IMAI 1/12 – VESPA THE MODS
モッズ VS ロッカーズ
モッズとロッカーズは、1950年代後半から1960年代半ばにかけ存在した、相反する2つのイギリスの若者のサブカルチャーである。
モッズは、ファッショナブルな移動手段としてイタリア製スクーターを使っていたが、関心の中心はファッションと音楽だった。イタリア製生地を使った細身のスーツを身にまとい、まだ英国で知られていないモダンジャズ、ソウルといったジャンルの音楽を聴いていた。
ロッカーズの関心の中心は英国製オートバイだった。黒いレザージャケットにブーツを身に着け、髪型はポンパドールを好んだ。彼らの選んだ音楽は、英国のミュージシャンが演奏する1950年代のロックンロールであった。
1964年 モッズとロッカーズの抗争
1964年5月、ケントのマーゲート、
サセックスのブライトン、
イースト・サセックスのヘイスティングス、
エセックスのクラクトン
といったイングランド南部の海辺のリゾート地でモッズやロッカーズの抗争が起きた。
事件はメディアに報道され、彼らは暴力的で手に負えないトラブルメーカーとして広く認識されるようになった。
意外なことにロッカーズは少数だったこともあり、モッズに蹂躙された。
1979年 さらば青春の光
1979年、1964年のブライトン衝突事件を背景にした映画『さらば青春の光(原題:クアドロフェニア)』が公開された。
1964年 ジェネレーション X
1964年に出版されたこの本には、全英各地のティーンエイジャーへのインタビューが収められている。
「結婚だけが本当に怖い」
「宗教は生きることを諦めた老人のためのものだ」
「私は人類のために何かをしたい」
「私たちにあれこれ指図する老人たちに反撃したい」
当時のティーンエイジャーを知る上で、今でも重要な情報源となっているが、急速に発展する 60 年代が終わる頃には、すでに時代遅れとみなされ、絶版になっていた。
「大人に理解されるのは本当に嫌だ。大人に勝てる唯一のものは、彼らを困惑させ、心配させることだ」
「老人は馬鹿げていると思う。とても偽善的で、彼らのすることはすべて嘘だ。私は、母に失礼で父を無視しているが、それは当然のことだ」
「私の人生はおそらくまったく無益だろう。ほとんどの人生がそうだ。将来の見通しは概してあまり明るくない、そうだろう?人類は物事をめちゃくちゃにしてしまったようだね?」
「安全は殺人者であり、心と魂を蝕む。だが、私には安全があればいいと思う」
1963年当時、23歳で「ウーマンズ・オウン」誌の記者だった「ジェーン・デバーソン」は、英国の若者に関する特集記事を書くよう依頼された。彼女はイギリス中を旅して、若者へのインタビューを集めたが、それらは保守的なウーマンズ・オウン誌のページにふさわしくないとみなされてしまった。
ジェーンの父「ハリー・デバーソン」は、娘はゴミ箱に捨てるべきではない特別なものを集めたと確信していた。彼はジャーナリストの「チャールズ・ハンブレット」と娘との面会を手配した。ジェーンが始めた仕事は続けられることになった。
ハンブレットは、さらにインタビューを追加し、全国のティーンエイジャーから詩や手紙を募った。本のタイトルは「ジェネレーションX」と名付けられた。「X」は未知を意味する「X」であった。

提供データ:
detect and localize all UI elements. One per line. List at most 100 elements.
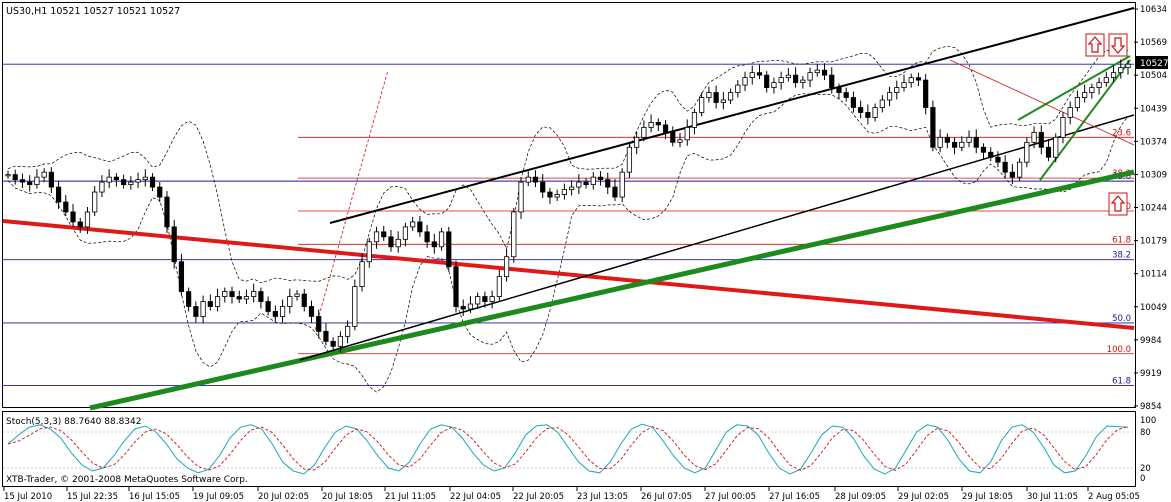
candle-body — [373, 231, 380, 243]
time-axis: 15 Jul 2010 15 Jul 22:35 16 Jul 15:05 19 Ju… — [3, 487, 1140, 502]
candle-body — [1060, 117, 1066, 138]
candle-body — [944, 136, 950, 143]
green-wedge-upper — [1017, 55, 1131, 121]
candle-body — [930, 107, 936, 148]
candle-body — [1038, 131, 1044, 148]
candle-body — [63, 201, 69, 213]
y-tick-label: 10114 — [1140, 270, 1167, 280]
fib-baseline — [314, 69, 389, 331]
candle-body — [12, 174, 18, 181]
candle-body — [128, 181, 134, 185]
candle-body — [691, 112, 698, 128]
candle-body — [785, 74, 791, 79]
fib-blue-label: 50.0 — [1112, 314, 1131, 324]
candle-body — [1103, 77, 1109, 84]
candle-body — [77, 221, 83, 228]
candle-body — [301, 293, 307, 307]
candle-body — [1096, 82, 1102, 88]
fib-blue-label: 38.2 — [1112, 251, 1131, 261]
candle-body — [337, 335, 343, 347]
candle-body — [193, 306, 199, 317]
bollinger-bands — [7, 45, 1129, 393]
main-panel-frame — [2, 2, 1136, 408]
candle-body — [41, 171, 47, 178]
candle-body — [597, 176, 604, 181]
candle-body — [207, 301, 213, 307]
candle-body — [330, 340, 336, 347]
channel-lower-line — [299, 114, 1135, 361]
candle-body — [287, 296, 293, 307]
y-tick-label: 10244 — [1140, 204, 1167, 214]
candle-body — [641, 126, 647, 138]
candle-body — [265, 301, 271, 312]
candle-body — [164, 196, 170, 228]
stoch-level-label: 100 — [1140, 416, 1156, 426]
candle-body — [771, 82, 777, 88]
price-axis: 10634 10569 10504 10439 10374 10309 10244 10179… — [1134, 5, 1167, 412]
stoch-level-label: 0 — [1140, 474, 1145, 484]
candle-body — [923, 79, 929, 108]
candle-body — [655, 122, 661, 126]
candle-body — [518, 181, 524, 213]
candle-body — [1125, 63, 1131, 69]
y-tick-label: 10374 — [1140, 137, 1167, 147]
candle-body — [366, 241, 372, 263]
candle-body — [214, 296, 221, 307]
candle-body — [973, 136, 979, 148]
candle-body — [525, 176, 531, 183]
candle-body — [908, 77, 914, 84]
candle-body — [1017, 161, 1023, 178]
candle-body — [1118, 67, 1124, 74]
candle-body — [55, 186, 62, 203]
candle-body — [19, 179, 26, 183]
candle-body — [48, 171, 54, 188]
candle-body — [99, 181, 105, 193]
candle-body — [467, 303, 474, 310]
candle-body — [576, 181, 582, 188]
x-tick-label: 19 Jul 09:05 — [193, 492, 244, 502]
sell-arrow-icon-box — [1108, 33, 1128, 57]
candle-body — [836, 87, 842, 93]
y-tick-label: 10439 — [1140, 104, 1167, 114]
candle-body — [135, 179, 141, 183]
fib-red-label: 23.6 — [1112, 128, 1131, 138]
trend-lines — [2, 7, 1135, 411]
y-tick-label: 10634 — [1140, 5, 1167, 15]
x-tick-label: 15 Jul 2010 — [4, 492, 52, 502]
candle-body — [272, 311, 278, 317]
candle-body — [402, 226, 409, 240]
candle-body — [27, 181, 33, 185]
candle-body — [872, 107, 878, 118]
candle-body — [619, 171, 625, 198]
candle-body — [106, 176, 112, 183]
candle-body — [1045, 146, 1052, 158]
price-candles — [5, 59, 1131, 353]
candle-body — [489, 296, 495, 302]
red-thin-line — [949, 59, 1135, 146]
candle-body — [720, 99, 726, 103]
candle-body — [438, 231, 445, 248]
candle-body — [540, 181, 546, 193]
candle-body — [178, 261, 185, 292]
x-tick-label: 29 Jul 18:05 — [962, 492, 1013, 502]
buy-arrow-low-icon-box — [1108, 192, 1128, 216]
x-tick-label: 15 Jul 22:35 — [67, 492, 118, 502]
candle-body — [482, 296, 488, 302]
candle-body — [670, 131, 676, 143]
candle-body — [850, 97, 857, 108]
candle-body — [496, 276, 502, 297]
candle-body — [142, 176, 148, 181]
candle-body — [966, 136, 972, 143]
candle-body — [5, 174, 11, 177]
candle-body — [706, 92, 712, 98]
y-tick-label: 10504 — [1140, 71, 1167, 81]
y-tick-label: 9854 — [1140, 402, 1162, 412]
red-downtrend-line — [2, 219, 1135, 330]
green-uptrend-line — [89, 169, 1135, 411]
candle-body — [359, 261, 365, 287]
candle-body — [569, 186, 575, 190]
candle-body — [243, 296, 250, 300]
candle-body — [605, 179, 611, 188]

---

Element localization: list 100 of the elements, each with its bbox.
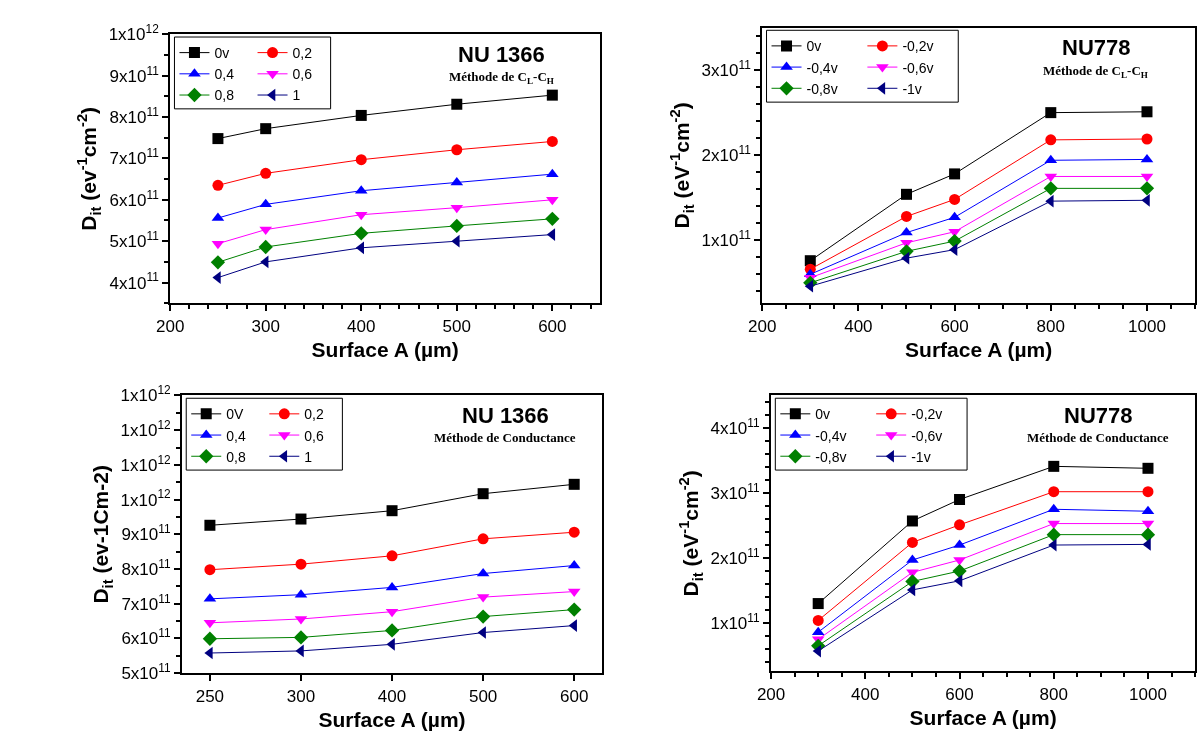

課題の指示:
(a) 記録のうち、「detect and localize」を含む行から「candle-body — [944, 136, 950, 143]」を含む行まで（両端を含む）を、空行を除いた番号付きリストとして書き出してください。画像は含めないでください。
(b) モッズとロッカーズについての文章の続きを、最後の文の後から書き進めてください。

解答:
(a)
1. detect and localize all UI elements. One per line. List at most 100 elements.
2. candle-body — [373, 231, 380, 243]
3. time-axis: 15 Jul 2010 15 Jul 22:35 16 Jul 15:05 19 Ju… — [3, 487, 1140, 502]
4. candle-body — [1060, 117, 1066, 138]
5. candle-body — [944, 136, 950, 143]

(b)
あれから50年が過ぎ、ジェネレーション Xだった彼らは現在、65 歳を超えている。
「ティーンエイジャーに対する嫉妬が多すぎる。それは老人たちから来ている。彼らは私たちを心底嫌っている。ただ、彼らは過去のように私たちを脅かすことはできない」
トニー、16歳、リバプール
ジェーン・デバーソンがリバプールの有名なキャバーンクラブで「トニー・M」に出会ったとき、彼は16歳で、「女の子」、「速い車」、そして「大人は私たちを心底嫌っている」ことについて話した。現在、トニーはマージーサイドでエレベーターとエスカレーターのエンジニアとして働いている。彼は、10代の頃の凶暴な言葉に向き合わされることに恥ずかしさを感じていたが、自分が育った「魔法のような音楽」については明らかに涙ぐんだ。
「爆弾。爆弾を使う愚か者が出てくるだろうから、私たち自身の爆弾を処分すべきだと思う。世界から禁止すべきだ」
マイケル、16歳、ロンドン
「マイケル・J」は、最近ロンドン市の弁護士を引退した。彼は、理想主義的なパブリックスクールの生徒で、15歳で爆弾を処分し、40歳くらいで労働党の国会議員になりたいと考えていた頃、ジェーン・デバーソンから妹の寝室でインタビューを受けたことを鮮明に覚えている。国会議員にはなれなかったが、今でも政治には情熱を持っている。しかし、あの頃と比べて「少し右寄り」になったことは認めた。
「人生は短い。私たちは幸せになるために、そして他の人に幸せを与えるためにここにいる。人生で一番大切なことは、必要とされていると感じることだ」
モーリーン、16歳、エセックス
エセックス生まれの女優「モーリーン・S」は、本の中で「並外れて美しい・・・団地に住み、何千人もの中の一人・・・」と表現されている。当時16歳だった彼女は、本に登場する他の多くのティーンエイジャーとは違い、両親を敬愛し、「人生で一番大切なことは、必要とされていると感じることだ」と確信していた。振り返ってみると、自分は永久に服に執着する「モッズ」であり続け、自分の美しさと十代は永遠に続くと感じていた。大人になった彼女にとって最大のショックは、若さは永遠に続くものではないということを知ったことだった。